[Dataset items]
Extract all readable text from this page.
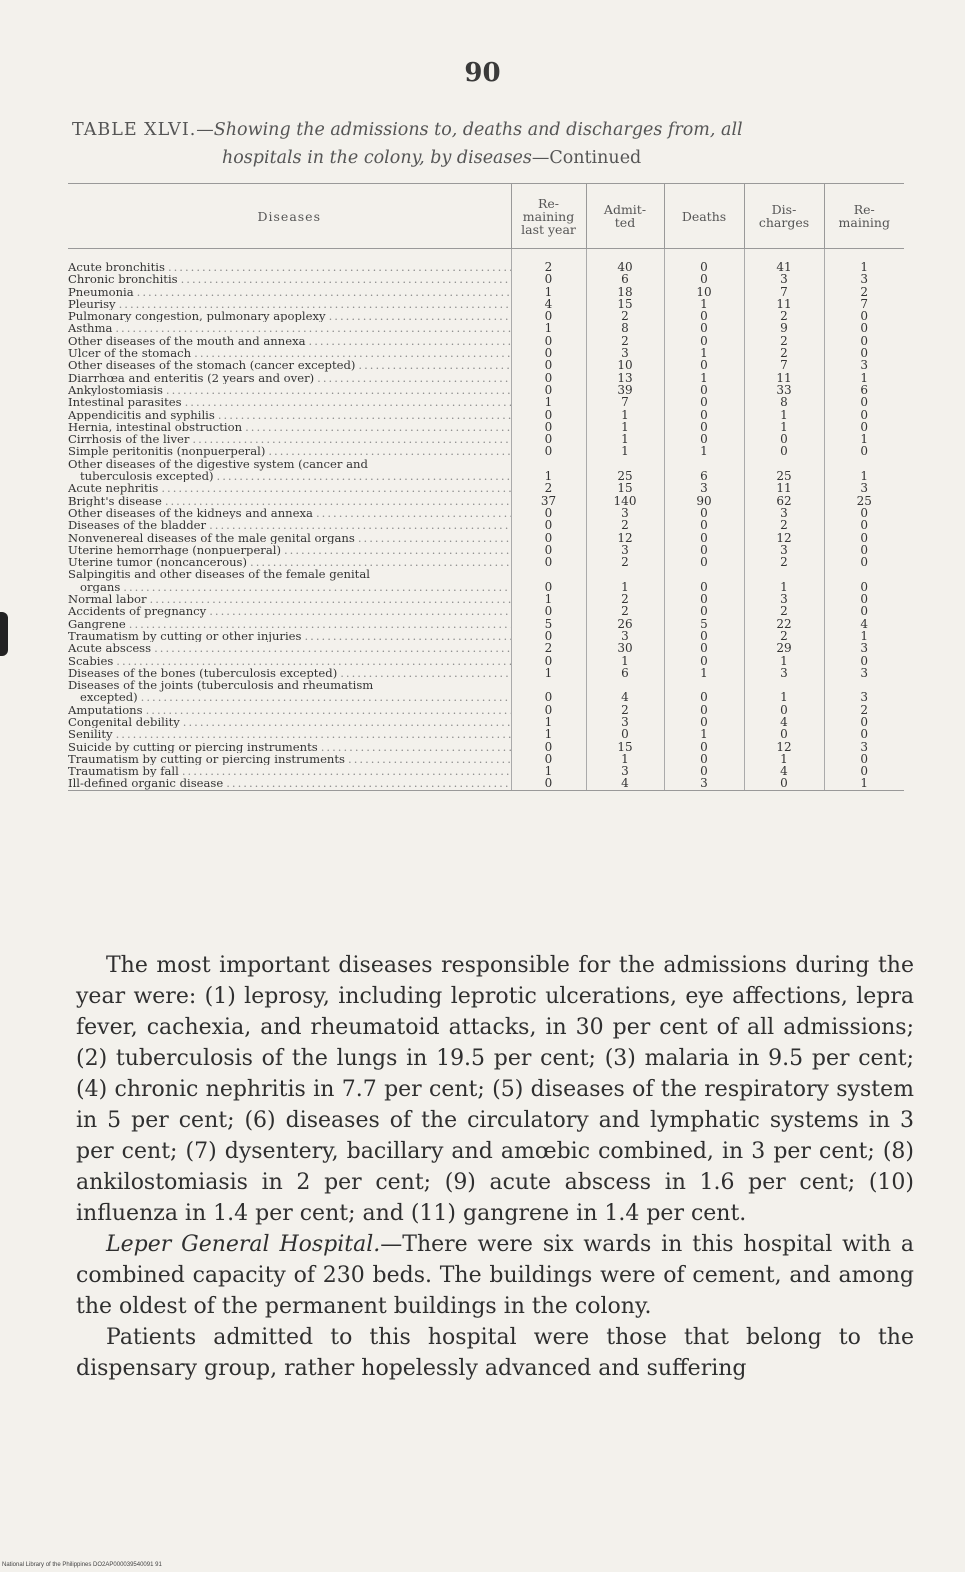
90
TABLE XLVI.—Showing the admissions to, deaths and discharges from, all
hospitals in the colony, by diseases—Continued
Diseases	Re-
maining
last year	Admit-
ted	Deaths	Dis-
charges	Re-
maining

Acute bronchitis
.....	2	40	0	41	1

Chronic bronchitis
.....	0	6	0	3	3

Pneumonia
.....	1	18	10	7	2

Pleurisy
.....	4	15	1	11	7

Pulmonary congestion, pulmonary apoplexy
.....	0	2	0	2	0

Asthma
.....	1	8	0	9	0

Other diseases of the mouth and annexa
.....	0	2	0	2	0

Ulcer of the stomach
.....	0	3	1	2	0

Other diseases of the stomach (cancer excepted)
.....	0	10	0	7	3

Diarrhœa and enteritis (2 years and over)
.....	0	13	1	11	1

Ankylostomiasis
.....	0	39	0	33	6

Intestinal parasites
.....	1	7	0	8	0

Appendicitis and syphilis
.....	0	1	0	1	0

Hernia, intestinal obstruction
.....	0	1	0	1	0

Cirrhosis of the liver
.....	0	1	0	0	1

Simple peritonitis (nonpuerperal)
.....	0	1	1	0	0
Other diseases of the digestive system (cancer and					

tuberculosis excepted)
.....	1	25	6	25	1

Acute nephritis
.....	2	15	3	11	3

Bright's disease
.....	37	140	90	62	25

Other diseases of the kidneys and annexa
.....	0	3	0	3	0

Diseases of the bladder
.....	0	2	0	2	0

Nonvenereal diseases of the male genital organs
.....	0	12	0	12	0

Uterine hemorrhage (nonpuerperal)
.....	0	3	0	3	0

Uterine tumor (noncancerous)
.....	0	2	0	2	0
Salpingitis and other diseases of the female genital					

organs
.....	0	1	0	1	0

Normal labor
.....	1	2	0	3	0

Accidents of pregnancy
.....	0	2	0	2	0

Gangrene
.....	5	26	5	22	4

Traumatism by cutting or other injuries
.....	0	3	0	2	1

Acute abscess
.....	2	30	0	29	3

Scabies
.....	0	1	0	1	0

Diseases of the bones (tuberculosis excepted)
.....	1	6	1	3	3
Diseases of the joints (tuberculosis and rheumatism					

excepted)
.....	0	4	0	1	3

Amputations
.....	0	2	0	0	2

Congenital debility
.....	1	3	0	4	0

Senility
.....	1	0	1	0	0

Suicide by cutting or piercing instruments
.....	0	15	0	12	3

Traumatism by cutting or piercing instruments
.....	0	1	0	1	0

Traumatism by fall
.....	1	3	0	4	0

Ill-defined organic disease
.....	0	4	3	0	1

The most important diseases responsible for the admissions during the year were: (1) leprosy, including leprotic ulcerations, eye affections, lepra fever, cachexia, and rheumatoid attacks, in 30 per cent of all admissions; (2) tuberculosis of the lungs in 19.5 per cent; (3) malaria in 9.5 per cent; (4) chronic nephritis in 7.7 per cent; (5) diseases of the respiratory system in 5 per cent; (6) diseases of the circulatory and lymphatic systems in 3 per cent; (7) dysentery, bacillary and amœbic combined, in 3 per cent; (8) ankilostomiasis in 2 per cent; (9) acute abscess in 1.6 per cent; (10) influenza in 1.4 per cent; and (11) gangrene in 1.4 per cent.

Leper General Hospital.—There were six wards in this hospital with a combined capacity of 230 beds. The buildings were of cement, and among the oldest of the permanent buildings in the colony.

Patients admitted to this hospital were those that belong to the dispensary group, rather hopelessly advanced and suffering

National Library of the Philippines DO2AP000039540091 91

* _What to work on_:
In the records above, find the lines holding "from". Copy each one.

* _Solution to the problem_:
Extract all readable text from this page.
TABLE XLVI.—Showing the admissions to, deaths and discharges from, all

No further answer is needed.